## COMPITI
**1.** Restituisci dal testo su Vittorio Sereni il passo che va da "Se dovessimo fare" fino a "in minoranza, oggi.".
**2.** Rispondi a queste domande basandoti sul testo su Vittorio Sereni.
(a) Da quale decennio si è sviluppato un modo diverso di fare poesia?
(b) Quali due poeti studiati a scuola vengono nominati?
(c) Quale poeta è indicato tra i poeti intimisti e del quotidiano?
**3.** Prosegui il testo su Vittorio Sereni a partire dall'ultima frase riportata.

Vittorio Sereni: la poesia che spazia verso la prosa

Vittorio Sereni

Se dovessimo fare il nome del poeta che più di tutti ha influenzato le ultime generazioni di poeti italiani, forse dovremmo faremmo il nome di Vittorio Sereni.

È un poeta strano, se si è abituati ai poeti che si studiano maggiormente a scuola, a Ungaretti, o a Montale, cioè quei poeti che, seppur in maniera molto diversa, usano la parola in tutta la sua potenza fonica, ritmica, melodica. Ma chi apprezza quel modo di fare poesia è sempre più in minoranza, oggi.

Dagli anni ’60, infatti, si è sviluppato un modo diverso di fare poesia, più vicino agli americani, che da popolo pragmatico quale sono, non stanno a contare sillabe e accenti, e scrivono tutto quanto gli viene dal cuore, così, in modo spontaneo e selvatico, come selvatici sono un po’ loro, nonostante la tecnologia e i grattacieli. Una poesia che lasciasse in disparte le questioni melodiche, o le riconfigurasse in modo diverso, meno scolastico. Non solo il verso libero, a inizio novecento, aveva scompaginato tutto: anche quel verso libero sembrava essere troppo imbrigliato, troppo poco libero per poter essere usato. I poeti cercavano nuove vie, nuove strade: c’erano gli ermetici, c’era la neoavanguardia, c’erano i poeti intimisti e del quotidiano, come Sandro Penna (Saba era morto da pochi anni).

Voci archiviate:
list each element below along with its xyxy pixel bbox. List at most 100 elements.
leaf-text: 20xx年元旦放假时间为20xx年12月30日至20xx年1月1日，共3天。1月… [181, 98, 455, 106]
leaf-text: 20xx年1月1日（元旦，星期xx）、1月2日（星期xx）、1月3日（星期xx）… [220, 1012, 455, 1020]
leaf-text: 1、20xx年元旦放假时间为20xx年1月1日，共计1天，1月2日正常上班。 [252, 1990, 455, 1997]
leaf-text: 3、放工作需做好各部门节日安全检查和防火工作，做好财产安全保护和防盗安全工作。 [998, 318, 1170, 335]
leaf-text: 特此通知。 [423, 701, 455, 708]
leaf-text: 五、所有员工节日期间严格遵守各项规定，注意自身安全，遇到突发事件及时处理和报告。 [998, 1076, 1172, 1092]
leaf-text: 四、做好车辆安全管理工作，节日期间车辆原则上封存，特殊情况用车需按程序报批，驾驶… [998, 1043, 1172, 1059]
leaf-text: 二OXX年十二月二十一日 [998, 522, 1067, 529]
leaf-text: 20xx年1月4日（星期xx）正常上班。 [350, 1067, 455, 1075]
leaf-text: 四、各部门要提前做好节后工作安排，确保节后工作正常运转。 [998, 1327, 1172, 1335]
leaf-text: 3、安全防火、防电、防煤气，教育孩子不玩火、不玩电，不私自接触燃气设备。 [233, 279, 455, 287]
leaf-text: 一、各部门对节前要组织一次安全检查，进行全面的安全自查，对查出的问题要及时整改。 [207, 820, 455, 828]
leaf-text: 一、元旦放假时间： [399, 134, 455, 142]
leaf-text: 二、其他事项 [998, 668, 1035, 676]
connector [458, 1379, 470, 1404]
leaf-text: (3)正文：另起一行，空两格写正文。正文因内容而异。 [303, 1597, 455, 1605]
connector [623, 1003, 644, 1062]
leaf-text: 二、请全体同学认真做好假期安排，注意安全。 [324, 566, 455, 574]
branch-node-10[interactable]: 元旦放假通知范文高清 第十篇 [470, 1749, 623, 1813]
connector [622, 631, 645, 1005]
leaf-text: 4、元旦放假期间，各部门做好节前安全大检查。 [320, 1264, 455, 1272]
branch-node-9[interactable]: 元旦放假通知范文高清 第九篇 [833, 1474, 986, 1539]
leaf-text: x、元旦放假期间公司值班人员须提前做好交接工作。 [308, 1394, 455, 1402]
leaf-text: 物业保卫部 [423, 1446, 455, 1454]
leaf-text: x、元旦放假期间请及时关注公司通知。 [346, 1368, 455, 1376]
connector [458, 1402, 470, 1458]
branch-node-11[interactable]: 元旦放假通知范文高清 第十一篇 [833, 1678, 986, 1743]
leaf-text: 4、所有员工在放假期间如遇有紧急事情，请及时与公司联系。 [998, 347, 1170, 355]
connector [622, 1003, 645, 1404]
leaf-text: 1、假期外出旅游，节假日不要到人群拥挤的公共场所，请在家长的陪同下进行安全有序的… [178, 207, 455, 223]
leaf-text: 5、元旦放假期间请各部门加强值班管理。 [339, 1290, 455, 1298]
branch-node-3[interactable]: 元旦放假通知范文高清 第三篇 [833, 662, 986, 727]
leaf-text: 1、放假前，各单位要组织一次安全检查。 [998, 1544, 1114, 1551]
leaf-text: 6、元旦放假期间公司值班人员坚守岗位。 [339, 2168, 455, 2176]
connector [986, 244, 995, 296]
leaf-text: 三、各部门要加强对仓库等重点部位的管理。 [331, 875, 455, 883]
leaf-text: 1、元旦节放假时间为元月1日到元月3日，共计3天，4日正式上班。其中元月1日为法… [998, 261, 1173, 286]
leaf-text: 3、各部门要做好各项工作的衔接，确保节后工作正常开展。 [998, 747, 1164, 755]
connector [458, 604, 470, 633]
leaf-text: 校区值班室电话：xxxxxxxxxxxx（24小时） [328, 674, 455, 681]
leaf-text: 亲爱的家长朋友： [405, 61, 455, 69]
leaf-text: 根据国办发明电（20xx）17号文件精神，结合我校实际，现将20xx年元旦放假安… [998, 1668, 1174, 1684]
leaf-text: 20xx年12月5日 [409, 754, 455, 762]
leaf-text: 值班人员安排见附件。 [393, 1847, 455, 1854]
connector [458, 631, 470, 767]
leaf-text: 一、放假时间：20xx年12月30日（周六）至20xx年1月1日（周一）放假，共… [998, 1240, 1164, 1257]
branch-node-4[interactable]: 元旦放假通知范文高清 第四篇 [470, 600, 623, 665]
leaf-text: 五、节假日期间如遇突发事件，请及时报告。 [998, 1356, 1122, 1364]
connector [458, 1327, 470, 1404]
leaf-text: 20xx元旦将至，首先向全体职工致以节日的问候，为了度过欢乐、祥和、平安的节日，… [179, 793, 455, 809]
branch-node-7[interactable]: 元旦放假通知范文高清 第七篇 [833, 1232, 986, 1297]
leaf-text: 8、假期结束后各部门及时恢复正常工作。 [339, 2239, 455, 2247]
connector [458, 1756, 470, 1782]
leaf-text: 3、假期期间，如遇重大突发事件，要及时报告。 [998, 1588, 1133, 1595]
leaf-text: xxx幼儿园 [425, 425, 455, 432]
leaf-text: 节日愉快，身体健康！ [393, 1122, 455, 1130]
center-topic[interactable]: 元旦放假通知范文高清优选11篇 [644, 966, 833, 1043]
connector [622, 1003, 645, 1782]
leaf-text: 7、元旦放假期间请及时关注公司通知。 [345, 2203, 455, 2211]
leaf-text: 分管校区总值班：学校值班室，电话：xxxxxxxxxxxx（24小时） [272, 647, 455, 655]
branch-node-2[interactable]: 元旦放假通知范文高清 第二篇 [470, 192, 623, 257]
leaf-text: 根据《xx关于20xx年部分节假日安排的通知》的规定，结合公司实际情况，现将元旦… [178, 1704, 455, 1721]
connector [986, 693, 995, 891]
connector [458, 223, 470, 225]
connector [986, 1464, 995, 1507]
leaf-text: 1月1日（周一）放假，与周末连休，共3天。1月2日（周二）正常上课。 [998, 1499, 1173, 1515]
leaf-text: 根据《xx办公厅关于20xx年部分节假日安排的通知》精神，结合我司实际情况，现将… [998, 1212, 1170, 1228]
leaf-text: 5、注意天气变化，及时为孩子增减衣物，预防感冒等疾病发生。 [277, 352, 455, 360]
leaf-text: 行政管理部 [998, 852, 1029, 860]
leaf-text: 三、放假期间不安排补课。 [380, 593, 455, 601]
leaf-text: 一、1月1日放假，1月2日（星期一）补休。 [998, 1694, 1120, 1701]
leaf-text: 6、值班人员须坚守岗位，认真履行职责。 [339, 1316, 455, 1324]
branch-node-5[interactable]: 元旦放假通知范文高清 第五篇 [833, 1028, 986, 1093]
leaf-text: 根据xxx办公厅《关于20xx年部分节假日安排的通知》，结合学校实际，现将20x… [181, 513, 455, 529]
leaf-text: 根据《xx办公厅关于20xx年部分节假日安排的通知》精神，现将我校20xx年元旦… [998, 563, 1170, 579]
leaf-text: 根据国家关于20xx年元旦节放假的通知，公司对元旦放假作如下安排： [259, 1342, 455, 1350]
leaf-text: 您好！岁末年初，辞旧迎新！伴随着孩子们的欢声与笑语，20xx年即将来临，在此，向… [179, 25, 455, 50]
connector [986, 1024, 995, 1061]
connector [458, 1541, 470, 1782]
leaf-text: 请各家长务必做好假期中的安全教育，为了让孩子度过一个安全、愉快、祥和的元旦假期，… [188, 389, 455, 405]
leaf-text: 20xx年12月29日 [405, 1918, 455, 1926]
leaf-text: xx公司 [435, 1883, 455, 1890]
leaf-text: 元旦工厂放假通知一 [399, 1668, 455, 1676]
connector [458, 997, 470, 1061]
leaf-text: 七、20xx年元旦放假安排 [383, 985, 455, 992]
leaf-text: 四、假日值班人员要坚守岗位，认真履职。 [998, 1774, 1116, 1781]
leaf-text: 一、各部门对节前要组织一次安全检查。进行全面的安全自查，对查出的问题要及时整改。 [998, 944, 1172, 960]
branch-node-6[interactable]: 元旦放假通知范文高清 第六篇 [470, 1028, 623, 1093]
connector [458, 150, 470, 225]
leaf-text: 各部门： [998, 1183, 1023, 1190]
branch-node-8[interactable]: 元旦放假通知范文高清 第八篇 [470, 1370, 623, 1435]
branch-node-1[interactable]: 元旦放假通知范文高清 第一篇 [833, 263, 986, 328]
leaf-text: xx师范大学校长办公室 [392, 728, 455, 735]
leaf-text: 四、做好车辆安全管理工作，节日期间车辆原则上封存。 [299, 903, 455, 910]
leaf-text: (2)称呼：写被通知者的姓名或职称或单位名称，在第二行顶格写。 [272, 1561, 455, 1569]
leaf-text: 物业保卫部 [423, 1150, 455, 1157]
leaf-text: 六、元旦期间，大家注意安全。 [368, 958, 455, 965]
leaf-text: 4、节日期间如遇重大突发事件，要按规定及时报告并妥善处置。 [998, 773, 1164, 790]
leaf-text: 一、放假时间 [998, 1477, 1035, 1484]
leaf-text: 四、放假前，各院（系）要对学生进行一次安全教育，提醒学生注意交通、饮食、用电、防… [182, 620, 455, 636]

## RISULTATI DEI COMPITI
**1.**
Se dovessimo fare il nome del poeta che più di tutti ha influenzato le ultime generazioni di poeti italiani, forse dovremmo faremmo il nome di Vittorio Sereni.

È un poeta strano, se si è abituati ai poeti che si studiano maggiormente a scuola, a Ungaretti, o a Montale, cioè quei poeti che, seppur in maniera molto diversa, usano la parola in tutta la sua potenza fonica, ritmica, melodica. Ma chi apprezza quel modo di fare poesia è sempre più in minoranza, oggi.

**2.**
(a) Dagli anni '60.
(b) Ungaretti e Montale.
(c) Sandro Penna.

**3.**
Sereni, dal canto suo, è un poeta complicato. Assorbe da tutti, rigetta da altrettanti. è un poeta centrale, eppure in qualche modo isolato, non ascrivibile a nessuna scuola, ma che al tempo stesso impara e anzi, anticipa. Montale, per esmpio. Sì, Montale, quello della poesia in doppiopetto, “legata su”, come avrebbe detto un poeta ben più giovane, Franco Loi, che si serviva delle parole come di viti e bulloni, anche quel Montale lì è servito a Sereni per sviluppare una poetica che anticiperà lo stesso Montale. infatti, dopo una decina d’anni in cui non pubblicò nulla, il poeta ligure uscì nel ’66 con una piccola raccolta, Xenia, in cui ribaltava tutto il suo lavoro precedente, parlando in modo molto più colloquiale, usando l’ironia, e abbassando il suo tono, la sua poetica. Ma Sereni l’aveva anticipato.

Quando esce Xenia, infatti, Vittorio Sereni ha già pubblicato Gli strumenti umani, una raccolta che spazia verso la prosa, in cui la tramatura fonica diventa sempre meno riconoscibile, anche se presente, rimanendo incerta, sospesa. Leggendo queste poesie (ma in generale tutto Sereni), siamo pervasi da un’arsura melodica, da un parlare sommesso e poco musicale, del tutto opposto a quello di un altro poeta che in quegli anni lavorava a partire da Montale: Giorgio Caproni. Sereni, in un certo senso, sembra quasi l’anti-Caproni: dove Caproni tintinna, Sereni risucchia; dove Caproni canta, Sereni mormora. Anche la più musicale delle poesie degli Strumenti umani è sommessa, come se fosse pronunciata sottovoce:

Sul lago le vele facevano un bianco e compatto poema
ma pari più non gli era il mio respiro
e non era più un lago ma un attonito
specchio di me e una lacuna nel cuore[1].

Vittorio Sereni, Gli strumenti umani
Vittorio Sereni a Luino, nel ’73

Anche qui, pur essendo una poesia molto curata, in cui il suono delle vocali si mischia all’immagine del lago, vediamo come la poesia di Sereni sia caratterizzata da una minimalità tecnica che si riflette anche nella minimalità del contenuto.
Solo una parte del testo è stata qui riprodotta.